[Figure contents as structured data]

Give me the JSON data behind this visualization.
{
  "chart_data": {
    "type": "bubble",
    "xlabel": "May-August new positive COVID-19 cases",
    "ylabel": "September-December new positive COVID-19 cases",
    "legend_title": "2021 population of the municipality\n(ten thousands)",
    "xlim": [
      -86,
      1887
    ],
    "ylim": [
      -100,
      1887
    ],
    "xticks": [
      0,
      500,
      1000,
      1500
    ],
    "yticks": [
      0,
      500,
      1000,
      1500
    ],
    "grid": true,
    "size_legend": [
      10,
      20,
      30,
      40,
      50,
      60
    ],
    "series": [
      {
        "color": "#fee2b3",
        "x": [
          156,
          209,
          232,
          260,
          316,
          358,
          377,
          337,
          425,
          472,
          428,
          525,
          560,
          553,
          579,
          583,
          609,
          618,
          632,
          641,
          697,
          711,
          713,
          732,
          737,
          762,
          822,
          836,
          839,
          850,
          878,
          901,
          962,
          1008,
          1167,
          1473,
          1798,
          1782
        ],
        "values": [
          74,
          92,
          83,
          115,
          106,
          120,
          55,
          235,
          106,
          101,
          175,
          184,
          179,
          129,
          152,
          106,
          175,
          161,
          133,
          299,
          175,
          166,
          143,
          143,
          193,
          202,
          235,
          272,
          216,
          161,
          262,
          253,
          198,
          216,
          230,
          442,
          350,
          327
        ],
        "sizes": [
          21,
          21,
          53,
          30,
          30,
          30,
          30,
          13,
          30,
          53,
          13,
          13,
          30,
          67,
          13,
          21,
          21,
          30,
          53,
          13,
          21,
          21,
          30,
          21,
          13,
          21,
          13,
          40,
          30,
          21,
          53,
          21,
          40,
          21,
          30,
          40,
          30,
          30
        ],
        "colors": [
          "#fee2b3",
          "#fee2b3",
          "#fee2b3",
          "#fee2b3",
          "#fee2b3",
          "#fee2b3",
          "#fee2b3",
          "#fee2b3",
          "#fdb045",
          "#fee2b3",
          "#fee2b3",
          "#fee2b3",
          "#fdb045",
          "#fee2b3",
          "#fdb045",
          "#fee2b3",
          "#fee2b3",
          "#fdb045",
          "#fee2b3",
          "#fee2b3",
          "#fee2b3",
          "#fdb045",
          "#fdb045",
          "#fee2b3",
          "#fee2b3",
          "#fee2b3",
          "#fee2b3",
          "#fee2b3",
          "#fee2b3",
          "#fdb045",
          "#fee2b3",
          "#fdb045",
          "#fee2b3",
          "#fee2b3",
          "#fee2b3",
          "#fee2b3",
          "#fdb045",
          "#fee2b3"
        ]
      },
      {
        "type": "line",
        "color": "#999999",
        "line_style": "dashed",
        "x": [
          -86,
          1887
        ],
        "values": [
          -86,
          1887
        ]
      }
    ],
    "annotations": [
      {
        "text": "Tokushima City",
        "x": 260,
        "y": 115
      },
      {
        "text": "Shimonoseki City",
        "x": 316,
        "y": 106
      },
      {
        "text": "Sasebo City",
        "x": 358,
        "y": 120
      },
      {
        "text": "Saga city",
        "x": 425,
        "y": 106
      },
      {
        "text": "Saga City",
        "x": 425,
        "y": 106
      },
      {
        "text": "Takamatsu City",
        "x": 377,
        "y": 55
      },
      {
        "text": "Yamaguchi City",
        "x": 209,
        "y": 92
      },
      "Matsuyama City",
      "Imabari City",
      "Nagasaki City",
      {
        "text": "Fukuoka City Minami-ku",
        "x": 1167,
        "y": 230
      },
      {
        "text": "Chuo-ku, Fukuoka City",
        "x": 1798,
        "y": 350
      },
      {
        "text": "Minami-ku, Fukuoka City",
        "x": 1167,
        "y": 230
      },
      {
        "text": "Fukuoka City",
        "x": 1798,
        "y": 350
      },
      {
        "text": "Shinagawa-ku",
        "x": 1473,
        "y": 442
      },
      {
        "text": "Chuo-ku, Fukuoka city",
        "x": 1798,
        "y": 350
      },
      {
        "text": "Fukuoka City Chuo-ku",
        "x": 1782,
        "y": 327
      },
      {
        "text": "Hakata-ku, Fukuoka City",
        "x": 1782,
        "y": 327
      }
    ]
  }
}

Aim: Your task is to repeat the data exactly; please include every line.

Task answer:
Give me the JSON data behind this visualization.
{
  "chart_data": {
    "type": "bubble",
    "xlabel": "May-August new positive COVID-19 cases",
    "ylabel": "September-December new positive COVID-19 cases",
    "legend_title": "2021 population of the municipality\n(ten thousands)",
    "xlim": [
      -86,
      1887
    ],
    "ylim": [
      -100,
      1887
    ],
    "xticks": [
      0,
      500,
      1000,
      1500
    ],
    "yticks": [
      0,
      500,
      1000,
      1500
    ],
    "grid": true,
    "size_legend": [
      10,
      20,
      30,
      40,
      50,
      60
    ],
    "series": [
      {
        "color": "#fee2b3",
        "x": [
          156,
          209,
          232,
          260,
          316,
          358,
          377,
          337,
          425,
          472,
          428,
          525,
          560,
          553,
          579,
          583,
          609,
          618,
          632,
          641,
          697,
          711,
          713,
          732,
          737,
          762,
          822,
          836,
          839,
          850,
          878,
          901,
          962,
          1008,
          1167,
          1473,
          1798,
          1782
        ],
        "values": [
          74,
          92,
          83,
          115,
          106,
          120,
          55,
          235,
          106,
          101,
          175,
          184,
          179,
          129,
          152,
          106,
          175,
          161,
          133,
          299,
          175,
          166,
          143,
          143,
          193,
          202,
          235,
          272,
          216,
          161,
          262,
          253,
          198,
          216,
          230,
          442,
          350,
          327
        ],
        "sizes": [
          21,
          21,
          53,
          30,
          30,
          30,
          30,
          13,
          30,
          53,
          13,
          13,
          30,
          67,
          13,
          21,
          21,
          30,
          53,
          13,
          21,
          21,
          30,
          21,
          13,
          21,
          13,
          40,
          30,
          21,
          53,
          21,
          40,
          21,
          30,
          40,
          30,
          30
        ],
        "colors": [
          "#fee2b3",
          "#fee2b3",
          "#fee2b3",
          "#fee2b3",
          "#fee2b3",
          "#fee2b3",
          "#fee2b3",
          "#fee2b3",
          "#fdb045",
          "#fee2b3",
          "#fee2b3",
          "#fee2b3",
          "#fdb045",
          "#fee2b3",
          "#fdb045",
          "#fee2b3",
          "#fee2b3",
          "#fdb045",
          "#fee2b3",
          "#fee2b3",
          "#fee2b3",
          "#fdb045",
          "#fdb045",
          "#fee2b3",
          "#fee2b3",
          "#fee2b3",
          "#fee2b3",
          "#fee2b3",
          "#fee2b3",
          "#fdb045",
          "#fee2b3",
          "#fdb045",
          "#fee2b3",
          "#fee2b3",
          "#fee2b3",
          "#fee2b3",
          "#fdb045",
          "#fee2b3"
        ]
      },
      {
        "type": "line",
        "color": "#999999",
        "line_style": "dashed",
        "x": [
          -86,
          1887
        ],
        "values": [
          -86,
          1887
        ]
      }
    ],
    "annotations": [
      {
        "text": "Tokushima City",
        "x": 260,
        "y": 115
      },
      {
        "text": "Shimonoseki City",
        "x": 316,
        "y": 106
      },
      {
        "text": "Sasebo City",
        "x": 358,
        "y": 120
      },
      {
        "text": "Saga city",
        "x": 425,
        "y": 106
      },
      {
        "text": "Saga City",
        "x": 425,
        "y": 106
      },
      {
        "text": "Takamatsu City",
        "x": 377,
        "y": 55
      },
      {
        "text": "Yamaguchi City",
        "x": 209,
        "y": 92
      },
      "Matsuyama City",
      "Imabari City",
      "Nagasaki City",
      {
        "text": "Fukuoka City Minami-ku",
        "x": 1167,
        "y": 230
      },
      {
        "text": "Chuo-ku, Fukuoka City",
        "x": 1798,
        "y": 350
      },
      {
        "text": "Minami-ku, Fukuoka City",
        "x": 1167,
        "y": 230
      },
      {
        "text": "Fukuoka City",
        "x": 1798,
        "y": 350
      },
      {
        "text": "Shinagawa-ku",
        "x": 1473,
        "y": 442
      },
      {
        "text": "Chuo-ku, Fukuoka city",
        "x": 1798,
        "y": 350
      },
      {
        "text": "Fukuoka City Chuo-ku",
        "x": 1782,
        "y": 327
      },
      {
        "text": "Hakata-ku, Fukuoka City",
        "x": 1782,
        "y": 327
      }
    ]
  }
}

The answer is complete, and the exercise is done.